Driving the various roads up to Satara Rest Camp allows you, the intrepid safari man or woman, to start experiencing the biodiversity that the Kruger National Park offers, especially when you consider the different vegetation types you will encounter on your route.
Starting off with Sabie River thickets, you will also come across mixed bushwillow woodlands, delagoa thorn thickets and the famous Marula and Knob-thorn open tree savanna - Africa at its finest!
There are a few options for you to consider on your Kruger safari, so we’ll explore them all.
This is one of the Kruger National Park’s most popular game drive routes - the road takes you up to Satara Rest Camp, where you have excellent opportunities to see predators, particularly lions (Panthera leo), which are often seen in this central region of Kruger Park.
Begin your journey as early as you can, the sooner after gates open, the better, and drive slowly. Keep your windows open and take in the sounds and smells of the African bush in the early morning - there’s nothing like it!
From Skukuza Rest Camp you turn onto the H1-2 towards Satara Rest Camp, and about 20 minutes after exiting the camp, cross Sabie River. It’s a low-level bridge over the river so, again, drive slow and keep your eyes open for leopards (Panthera pardus), crocodiles (Crocodylus niloticus) and hippopotamus’ (Hippopotamus amphibius). Baboons (Papio ursinus) are also prolific in this area and always a joy to watch.
Four kilometres after crossing Sabie River, you arrive at another river crossing with a low-level bridge, the Sand River. Same rules apply here, slow and steady, watch for movement, listen for other animals calling in distress, giving away the presence of predators and all looking in the same direction, probably leopard (Panthera pardus) or lion.
Shortly, after the Sand River crossing, you have a choice, either take the Maroela loop, which is a relatively short 7 kilometre dirt road loop which re-joins the main tar road further north, or stick to the tarred road and drive along the banks of the Sand River.
In our experience, there isn’t a specific preference to either of these roads. They’re both beautiful with the only exception being that the Maroela loop will probably be quieter with fewer vehicles.
About 20 kilometres after the Sand River crossing, you come across a ‘get out’ point called Kruger Tablets. Here you may get out your vehicle to go and take a closer look at the tablets mounted on two massive granite boulders.
Beware though this is the wild African bush and we have, on a few occasions, encountered lions and leopards at the tablets. More so than any other get out spot, this one has lots of animals in the vicinity, so please be careful.
The Kruger Tablets are dedicated to Paul Kruger, President of the South African Republic from 1883-1900 and the founder of the Sabie Game Reserve (present day Kruger National Park). Continuing north on your Kruger Park safari, it's another 15 kilometres to Tshokwane Picnic Site, a welcome and well-deserved rest where you can safely get out your vehicle, make use of the ablutions, order food and coffee or just relax for a few minutes before continuing your journey north towards Satara Rest Camp.

- [SET TASK] Carry on the Kruger drive guide, starting from its last sentence. The entries after this point are separate material with no tie to the Kruger drive guide.

- [DATASET]
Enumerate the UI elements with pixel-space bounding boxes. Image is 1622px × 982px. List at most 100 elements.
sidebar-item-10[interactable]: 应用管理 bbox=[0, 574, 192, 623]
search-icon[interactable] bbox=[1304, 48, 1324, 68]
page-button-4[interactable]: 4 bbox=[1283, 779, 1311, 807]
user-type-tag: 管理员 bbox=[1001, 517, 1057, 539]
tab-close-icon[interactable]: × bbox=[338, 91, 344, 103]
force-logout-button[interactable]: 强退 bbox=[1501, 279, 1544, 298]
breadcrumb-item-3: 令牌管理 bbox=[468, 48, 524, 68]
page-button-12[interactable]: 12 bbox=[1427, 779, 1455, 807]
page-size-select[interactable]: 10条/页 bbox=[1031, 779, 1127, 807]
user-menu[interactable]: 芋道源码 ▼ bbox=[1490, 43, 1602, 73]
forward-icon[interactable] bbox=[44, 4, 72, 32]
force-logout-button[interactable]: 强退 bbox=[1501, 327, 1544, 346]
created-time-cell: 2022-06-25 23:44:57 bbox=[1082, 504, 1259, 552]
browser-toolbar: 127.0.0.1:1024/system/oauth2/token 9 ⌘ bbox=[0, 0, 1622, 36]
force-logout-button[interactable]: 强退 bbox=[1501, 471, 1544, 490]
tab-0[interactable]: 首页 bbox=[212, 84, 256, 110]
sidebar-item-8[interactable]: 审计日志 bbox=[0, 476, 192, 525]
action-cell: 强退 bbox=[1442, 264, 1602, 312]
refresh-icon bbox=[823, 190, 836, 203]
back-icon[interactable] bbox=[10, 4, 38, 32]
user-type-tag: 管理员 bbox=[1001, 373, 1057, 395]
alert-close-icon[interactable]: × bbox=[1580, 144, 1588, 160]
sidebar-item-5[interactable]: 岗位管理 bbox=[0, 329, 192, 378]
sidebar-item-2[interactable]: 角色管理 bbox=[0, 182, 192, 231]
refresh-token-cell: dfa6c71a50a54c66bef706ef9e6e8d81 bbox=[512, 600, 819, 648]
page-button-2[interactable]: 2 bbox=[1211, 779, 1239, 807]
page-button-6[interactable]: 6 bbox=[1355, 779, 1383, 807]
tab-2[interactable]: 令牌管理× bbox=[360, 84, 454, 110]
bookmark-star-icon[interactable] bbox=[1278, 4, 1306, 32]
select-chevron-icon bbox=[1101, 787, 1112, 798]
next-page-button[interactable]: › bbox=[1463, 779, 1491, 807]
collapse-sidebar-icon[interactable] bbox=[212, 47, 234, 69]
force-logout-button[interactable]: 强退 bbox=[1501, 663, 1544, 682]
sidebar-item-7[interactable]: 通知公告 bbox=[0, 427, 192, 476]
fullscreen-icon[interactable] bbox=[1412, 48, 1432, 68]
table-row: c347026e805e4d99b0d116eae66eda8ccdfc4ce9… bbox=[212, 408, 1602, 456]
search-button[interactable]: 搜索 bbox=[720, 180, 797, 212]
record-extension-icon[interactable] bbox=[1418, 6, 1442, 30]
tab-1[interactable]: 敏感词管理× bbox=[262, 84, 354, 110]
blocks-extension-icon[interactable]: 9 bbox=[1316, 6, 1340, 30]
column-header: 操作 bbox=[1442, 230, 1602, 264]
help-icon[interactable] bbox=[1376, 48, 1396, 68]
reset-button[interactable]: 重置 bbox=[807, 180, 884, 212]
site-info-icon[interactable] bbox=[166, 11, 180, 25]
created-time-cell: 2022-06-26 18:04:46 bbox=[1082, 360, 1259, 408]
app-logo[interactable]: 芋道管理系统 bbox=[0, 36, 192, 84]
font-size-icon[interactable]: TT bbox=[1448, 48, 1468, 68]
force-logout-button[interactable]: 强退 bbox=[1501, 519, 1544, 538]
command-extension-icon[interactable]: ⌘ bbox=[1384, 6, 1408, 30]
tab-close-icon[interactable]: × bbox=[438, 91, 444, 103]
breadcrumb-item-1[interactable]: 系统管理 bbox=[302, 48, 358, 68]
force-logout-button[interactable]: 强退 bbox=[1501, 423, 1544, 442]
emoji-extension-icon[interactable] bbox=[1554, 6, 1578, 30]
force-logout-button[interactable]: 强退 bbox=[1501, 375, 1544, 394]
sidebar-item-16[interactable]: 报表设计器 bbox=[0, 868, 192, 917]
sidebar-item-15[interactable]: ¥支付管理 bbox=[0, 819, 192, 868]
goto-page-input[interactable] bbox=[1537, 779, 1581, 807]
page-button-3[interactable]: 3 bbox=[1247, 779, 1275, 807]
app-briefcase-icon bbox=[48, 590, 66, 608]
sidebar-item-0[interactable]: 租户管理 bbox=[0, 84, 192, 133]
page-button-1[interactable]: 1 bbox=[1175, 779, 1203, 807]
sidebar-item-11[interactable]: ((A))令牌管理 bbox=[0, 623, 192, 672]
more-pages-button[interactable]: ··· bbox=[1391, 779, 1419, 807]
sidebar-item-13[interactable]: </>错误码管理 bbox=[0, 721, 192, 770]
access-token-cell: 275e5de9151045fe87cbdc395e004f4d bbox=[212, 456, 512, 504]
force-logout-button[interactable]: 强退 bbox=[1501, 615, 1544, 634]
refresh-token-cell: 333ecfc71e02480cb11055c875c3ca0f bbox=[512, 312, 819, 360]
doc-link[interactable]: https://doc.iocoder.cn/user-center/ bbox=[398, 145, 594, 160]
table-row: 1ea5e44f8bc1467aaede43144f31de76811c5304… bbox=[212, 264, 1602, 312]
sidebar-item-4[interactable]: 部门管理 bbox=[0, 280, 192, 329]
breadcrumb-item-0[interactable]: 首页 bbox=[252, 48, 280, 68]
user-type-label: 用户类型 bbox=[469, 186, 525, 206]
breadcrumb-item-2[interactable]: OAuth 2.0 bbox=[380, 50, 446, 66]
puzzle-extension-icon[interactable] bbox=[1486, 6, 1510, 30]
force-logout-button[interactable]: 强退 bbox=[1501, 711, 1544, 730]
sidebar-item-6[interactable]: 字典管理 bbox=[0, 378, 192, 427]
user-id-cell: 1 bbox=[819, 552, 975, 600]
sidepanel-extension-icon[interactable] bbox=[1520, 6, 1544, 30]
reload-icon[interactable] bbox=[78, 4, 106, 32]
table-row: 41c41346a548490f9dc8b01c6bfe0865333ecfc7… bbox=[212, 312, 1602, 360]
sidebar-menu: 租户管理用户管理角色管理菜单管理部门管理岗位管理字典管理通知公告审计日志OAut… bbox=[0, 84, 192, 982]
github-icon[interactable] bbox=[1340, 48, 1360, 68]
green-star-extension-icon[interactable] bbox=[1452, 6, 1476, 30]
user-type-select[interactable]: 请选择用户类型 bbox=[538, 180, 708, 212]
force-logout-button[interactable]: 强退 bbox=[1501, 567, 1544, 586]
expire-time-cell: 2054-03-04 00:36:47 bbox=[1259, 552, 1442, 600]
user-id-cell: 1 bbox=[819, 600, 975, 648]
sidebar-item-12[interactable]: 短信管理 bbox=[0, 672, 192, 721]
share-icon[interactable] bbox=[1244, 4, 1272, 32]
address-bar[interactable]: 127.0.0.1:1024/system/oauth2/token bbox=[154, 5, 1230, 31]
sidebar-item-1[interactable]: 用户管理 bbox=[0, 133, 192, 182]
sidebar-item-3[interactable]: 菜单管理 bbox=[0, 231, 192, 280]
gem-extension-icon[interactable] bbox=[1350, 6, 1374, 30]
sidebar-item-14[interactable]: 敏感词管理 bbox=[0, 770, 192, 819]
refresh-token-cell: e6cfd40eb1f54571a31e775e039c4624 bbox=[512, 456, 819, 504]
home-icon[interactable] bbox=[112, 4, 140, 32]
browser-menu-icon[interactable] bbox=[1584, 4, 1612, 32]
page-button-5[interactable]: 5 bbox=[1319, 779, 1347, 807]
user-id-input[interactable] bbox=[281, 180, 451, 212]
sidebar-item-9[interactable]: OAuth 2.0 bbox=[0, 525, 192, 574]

- [ANSWER TO THE TASK]
After Tshokwane Picnic Site, the road winds lazily along the banks of the Munywini River, usually dry but still a magnet for animals like elephant (Loxodonta africana), kudu (Tragelaphus strepsiceros) and buffalo (Syncerus caffer).
There are two waterholes along this section of road, the first one, Mazithi, 13 kilometres from Tshokwane and the second one, Kumana, another 10 kilometres after Mazithi. When they have water, they attract large herds of animals and it’s worthwhile stopping and switching your vehicle off to spend some time at these waterholes, for interesting sightings. If it’s dry, move on.
There is also a short detour just after Kumana waterhole to a large Baobab tree (Adansonia digitata). It's worth your while to turn off and go take a look. Onward north we go!
Typical African savanna will start to become more apparent from here on. Also, larger herds of animals such as Burchell’s zebra (Equus quagga burchellii), impala (Aepyceros melampus), giraffe (Giraffa camelopardalis) and wildebeest (Connochaetus taurinus) are encountered. Satara is also a good area to spot the elusive cheetah (Acinnoyx jubatis) as the vegetation and prey species accommodate this predator very well.
Continue on with the H1-3 until you reach Satara Rest Camp, your stopover for the night.
This is a long, but rewarding route! The Kruger National Park shows you its true beauty on this route and here at Kruger Wildlife Safaris, it’s one of our favourites.
The road is relatively quiet and there will be periods where you see nobody else for a while. From Skukuza, cross the Sabie and Sand Rivers and continue on to Nwatindlopfu waterhole on the main H1-2 Great North Road. At Nwatindlopfu waterhole, turn left onto a dirt road, the S36.
You will pass a few waterholes - Jones se Dam, Manzimhlope and of course, Nwatindlopfu. Drive slowly in this area as there are good opportunities to spot predators such as lion and leopard.
You’ll drive for 19 kilometres before coming to an intersection, stick to the S36 and continue on to Nhlanguleni Picnic Site, where you can get out your vehicle, use the ablutions and stretch your legs before continuing on. There are no shops at this picnic site but it’s well worth sitting here for a while to catch up on some bird spotting before continuing.
From Nhlanguleni, you’ll reach an intersection after 9 kilometres - don’t turn off. Keep going on the S36, heading north. Then, 12 kilometres further up the road, you’ll arrive at the Muzandzeni Picnic Site and your turn off, the S126.
Driving in an easterly direction, follow the Sweni River all the way back to the main H1-3 tar road. It’s 22 kilometres long but an awesome drive, with stunning scenery and lots of opportunities to see animals.
Once you reach the tarred H1-3 main road, turn left and it’s a short distance of 10 kilometres before you reach Satara Rest Camp.
Satara Rest Camp is situated in central Kruger Park and is known as a hotspot for predators.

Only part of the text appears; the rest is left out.